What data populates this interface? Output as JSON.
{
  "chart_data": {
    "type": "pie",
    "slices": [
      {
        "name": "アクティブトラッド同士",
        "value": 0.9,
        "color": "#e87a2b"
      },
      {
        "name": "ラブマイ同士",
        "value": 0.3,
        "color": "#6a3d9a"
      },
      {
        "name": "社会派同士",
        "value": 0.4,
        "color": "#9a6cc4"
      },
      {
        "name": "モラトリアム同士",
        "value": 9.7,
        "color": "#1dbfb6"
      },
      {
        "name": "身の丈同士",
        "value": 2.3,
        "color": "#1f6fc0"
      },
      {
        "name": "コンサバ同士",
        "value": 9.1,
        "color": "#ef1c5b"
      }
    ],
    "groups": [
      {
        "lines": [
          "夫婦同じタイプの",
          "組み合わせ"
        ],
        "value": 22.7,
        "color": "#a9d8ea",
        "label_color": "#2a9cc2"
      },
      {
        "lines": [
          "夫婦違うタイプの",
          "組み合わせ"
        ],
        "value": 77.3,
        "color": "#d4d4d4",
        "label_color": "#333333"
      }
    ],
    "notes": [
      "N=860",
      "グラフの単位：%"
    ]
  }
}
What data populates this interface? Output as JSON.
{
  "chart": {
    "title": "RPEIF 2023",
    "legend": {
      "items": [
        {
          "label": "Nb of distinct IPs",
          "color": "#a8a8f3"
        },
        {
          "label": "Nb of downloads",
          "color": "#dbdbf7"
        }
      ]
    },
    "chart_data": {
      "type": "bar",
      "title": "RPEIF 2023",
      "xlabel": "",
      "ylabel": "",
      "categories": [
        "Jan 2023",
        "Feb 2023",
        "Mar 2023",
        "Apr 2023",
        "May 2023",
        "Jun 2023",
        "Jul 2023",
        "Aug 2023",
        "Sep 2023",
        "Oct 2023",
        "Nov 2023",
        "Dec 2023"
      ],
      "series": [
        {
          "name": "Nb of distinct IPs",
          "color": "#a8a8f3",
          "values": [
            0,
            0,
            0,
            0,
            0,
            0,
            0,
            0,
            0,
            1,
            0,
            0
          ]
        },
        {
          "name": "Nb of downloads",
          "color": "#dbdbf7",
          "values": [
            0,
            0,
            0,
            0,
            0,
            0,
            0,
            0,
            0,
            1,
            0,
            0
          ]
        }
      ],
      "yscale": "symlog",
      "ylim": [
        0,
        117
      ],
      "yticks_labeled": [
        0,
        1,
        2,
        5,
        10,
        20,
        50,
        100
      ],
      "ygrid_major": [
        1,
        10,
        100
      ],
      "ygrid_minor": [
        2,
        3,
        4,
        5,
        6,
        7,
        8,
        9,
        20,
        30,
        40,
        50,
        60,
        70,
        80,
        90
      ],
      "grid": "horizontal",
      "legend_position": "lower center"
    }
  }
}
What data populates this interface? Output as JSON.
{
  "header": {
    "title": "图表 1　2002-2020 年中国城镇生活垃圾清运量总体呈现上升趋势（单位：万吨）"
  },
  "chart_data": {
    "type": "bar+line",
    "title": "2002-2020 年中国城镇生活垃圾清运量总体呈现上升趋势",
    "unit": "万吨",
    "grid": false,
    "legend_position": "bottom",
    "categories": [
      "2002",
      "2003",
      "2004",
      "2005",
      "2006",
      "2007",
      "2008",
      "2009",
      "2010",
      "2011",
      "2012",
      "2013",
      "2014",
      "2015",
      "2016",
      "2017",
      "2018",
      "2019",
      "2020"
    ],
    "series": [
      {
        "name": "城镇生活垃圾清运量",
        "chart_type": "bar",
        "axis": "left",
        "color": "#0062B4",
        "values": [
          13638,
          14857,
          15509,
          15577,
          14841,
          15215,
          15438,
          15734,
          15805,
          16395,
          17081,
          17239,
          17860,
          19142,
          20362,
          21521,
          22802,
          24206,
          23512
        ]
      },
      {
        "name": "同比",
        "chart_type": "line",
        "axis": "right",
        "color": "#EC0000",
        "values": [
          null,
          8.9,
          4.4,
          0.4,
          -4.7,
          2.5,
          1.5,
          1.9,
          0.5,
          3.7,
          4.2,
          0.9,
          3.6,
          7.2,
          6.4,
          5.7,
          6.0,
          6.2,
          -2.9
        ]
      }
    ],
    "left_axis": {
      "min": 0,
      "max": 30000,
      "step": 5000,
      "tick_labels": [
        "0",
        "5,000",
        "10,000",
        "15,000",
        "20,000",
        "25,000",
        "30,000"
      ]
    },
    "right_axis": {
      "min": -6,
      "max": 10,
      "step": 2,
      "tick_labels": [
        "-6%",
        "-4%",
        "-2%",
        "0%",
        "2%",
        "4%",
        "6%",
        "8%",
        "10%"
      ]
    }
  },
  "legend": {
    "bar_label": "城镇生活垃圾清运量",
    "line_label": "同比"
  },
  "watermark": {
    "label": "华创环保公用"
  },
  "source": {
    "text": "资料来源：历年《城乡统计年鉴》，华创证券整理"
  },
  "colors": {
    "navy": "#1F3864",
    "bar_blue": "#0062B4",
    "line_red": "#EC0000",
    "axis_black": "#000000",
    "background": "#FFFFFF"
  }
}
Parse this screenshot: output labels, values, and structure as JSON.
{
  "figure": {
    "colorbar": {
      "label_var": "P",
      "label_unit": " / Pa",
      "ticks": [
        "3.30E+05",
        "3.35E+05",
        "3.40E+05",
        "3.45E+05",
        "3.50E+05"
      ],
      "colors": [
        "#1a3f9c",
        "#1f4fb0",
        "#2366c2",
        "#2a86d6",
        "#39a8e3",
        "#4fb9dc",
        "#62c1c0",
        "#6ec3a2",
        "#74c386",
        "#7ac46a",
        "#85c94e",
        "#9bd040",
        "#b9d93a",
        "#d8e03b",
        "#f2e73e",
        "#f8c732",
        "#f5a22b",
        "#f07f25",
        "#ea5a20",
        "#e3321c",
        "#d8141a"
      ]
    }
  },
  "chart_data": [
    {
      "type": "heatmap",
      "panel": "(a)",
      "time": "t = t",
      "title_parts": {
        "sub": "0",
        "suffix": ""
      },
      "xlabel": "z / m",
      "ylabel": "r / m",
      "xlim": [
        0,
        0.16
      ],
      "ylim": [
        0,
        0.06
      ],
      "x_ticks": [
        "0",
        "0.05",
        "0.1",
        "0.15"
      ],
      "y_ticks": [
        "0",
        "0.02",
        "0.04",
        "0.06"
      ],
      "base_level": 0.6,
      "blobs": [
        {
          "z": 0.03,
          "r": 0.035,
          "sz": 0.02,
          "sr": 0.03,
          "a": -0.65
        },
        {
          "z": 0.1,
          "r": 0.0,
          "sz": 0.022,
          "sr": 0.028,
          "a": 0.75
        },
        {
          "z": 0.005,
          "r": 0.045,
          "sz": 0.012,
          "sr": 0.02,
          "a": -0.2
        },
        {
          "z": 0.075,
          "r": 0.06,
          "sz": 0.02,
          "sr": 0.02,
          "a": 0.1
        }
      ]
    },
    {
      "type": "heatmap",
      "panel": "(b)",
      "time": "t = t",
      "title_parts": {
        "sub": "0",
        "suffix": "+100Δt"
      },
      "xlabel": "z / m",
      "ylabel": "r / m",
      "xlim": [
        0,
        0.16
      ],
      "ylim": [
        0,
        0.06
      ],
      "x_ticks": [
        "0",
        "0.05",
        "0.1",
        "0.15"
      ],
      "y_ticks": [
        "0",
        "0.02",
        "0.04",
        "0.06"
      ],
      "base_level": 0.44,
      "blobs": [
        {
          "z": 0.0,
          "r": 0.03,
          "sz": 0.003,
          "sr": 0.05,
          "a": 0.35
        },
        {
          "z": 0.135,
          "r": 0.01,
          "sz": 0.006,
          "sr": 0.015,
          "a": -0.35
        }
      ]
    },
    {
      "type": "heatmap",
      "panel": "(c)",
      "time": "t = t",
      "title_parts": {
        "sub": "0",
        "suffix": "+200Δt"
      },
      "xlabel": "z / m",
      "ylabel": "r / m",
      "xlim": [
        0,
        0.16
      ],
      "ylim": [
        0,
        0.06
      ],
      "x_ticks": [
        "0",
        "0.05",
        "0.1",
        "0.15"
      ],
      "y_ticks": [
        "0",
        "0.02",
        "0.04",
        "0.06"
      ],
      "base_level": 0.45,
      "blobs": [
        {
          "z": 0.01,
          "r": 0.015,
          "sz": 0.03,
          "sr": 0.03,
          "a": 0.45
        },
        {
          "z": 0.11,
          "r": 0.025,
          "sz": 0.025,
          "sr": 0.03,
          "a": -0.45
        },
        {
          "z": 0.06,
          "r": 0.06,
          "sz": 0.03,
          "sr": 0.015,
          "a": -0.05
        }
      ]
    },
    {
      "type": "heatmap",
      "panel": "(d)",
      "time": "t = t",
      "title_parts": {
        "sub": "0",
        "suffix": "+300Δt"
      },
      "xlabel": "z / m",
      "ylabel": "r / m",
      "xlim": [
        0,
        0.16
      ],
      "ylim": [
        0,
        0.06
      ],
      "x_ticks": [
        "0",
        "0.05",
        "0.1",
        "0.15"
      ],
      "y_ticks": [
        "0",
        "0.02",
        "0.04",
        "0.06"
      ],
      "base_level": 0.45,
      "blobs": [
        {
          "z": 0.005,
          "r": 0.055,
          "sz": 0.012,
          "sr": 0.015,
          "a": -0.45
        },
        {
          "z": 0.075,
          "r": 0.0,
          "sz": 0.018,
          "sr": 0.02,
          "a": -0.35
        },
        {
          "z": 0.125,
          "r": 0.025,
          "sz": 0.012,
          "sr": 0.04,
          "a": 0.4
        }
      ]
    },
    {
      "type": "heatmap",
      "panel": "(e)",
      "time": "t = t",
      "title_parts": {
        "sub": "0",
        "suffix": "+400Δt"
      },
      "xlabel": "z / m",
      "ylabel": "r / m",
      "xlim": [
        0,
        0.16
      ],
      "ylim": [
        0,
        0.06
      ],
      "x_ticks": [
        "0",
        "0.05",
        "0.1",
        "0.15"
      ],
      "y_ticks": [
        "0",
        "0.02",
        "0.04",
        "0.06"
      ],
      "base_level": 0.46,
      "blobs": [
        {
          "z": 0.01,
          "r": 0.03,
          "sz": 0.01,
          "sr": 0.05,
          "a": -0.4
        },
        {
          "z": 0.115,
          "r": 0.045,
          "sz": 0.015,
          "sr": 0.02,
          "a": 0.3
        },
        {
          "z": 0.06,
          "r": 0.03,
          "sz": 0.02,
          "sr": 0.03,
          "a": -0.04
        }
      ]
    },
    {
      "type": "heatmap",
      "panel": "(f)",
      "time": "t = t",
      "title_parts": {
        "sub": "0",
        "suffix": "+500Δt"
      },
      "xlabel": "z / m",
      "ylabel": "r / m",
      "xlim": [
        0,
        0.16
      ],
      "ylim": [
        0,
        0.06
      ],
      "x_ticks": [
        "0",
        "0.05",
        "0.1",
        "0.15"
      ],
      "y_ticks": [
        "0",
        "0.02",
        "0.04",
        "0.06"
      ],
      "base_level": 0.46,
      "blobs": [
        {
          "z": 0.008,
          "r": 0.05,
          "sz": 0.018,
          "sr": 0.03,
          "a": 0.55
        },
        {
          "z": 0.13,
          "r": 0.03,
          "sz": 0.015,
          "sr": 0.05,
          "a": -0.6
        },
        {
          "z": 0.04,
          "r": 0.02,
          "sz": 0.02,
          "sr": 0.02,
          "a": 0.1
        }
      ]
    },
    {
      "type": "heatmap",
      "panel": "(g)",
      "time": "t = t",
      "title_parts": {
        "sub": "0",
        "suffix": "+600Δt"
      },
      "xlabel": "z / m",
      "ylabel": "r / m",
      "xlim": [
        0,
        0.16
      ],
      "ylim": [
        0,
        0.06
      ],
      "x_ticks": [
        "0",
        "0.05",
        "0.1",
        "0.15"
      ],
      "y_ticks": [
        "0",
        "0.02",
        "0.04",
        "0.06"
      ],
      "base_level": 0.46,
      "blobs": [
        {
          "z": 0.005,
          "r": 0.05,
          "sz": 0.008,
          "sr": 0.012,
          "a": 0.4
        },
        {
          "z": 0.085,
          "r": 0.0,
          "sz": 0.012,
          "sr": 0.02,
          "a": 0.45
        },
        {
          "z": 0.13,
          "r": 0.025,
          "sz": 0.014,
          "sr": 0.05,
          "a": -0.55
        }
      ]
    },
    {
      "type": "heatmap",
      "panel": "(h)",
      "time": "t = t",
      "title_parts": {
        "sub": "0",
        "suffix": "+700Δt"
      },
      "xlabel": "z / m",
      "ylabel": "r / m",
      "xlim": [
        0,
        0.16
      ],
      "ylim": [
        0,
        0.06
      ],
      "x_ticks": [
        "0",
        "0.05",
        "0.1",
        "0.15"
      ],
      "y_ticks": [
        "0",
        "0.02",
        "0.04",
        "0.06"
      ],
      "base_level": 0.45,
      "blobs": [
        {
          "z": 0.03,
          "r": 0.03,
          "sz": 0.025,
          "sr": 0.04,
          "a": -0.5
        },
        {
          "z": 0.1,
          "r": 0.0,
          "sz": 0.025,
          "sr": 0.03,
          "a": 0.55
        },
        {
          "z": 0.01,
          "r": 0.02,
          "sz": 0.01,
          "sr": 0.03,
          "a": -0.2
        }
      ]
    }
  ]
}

.....

Prompt
Find every line above that contains the word "distinct", and return each one.

Exercise answer
          "label": "Nb of distinct IPs",
          "name": "Nb of distinct IPs",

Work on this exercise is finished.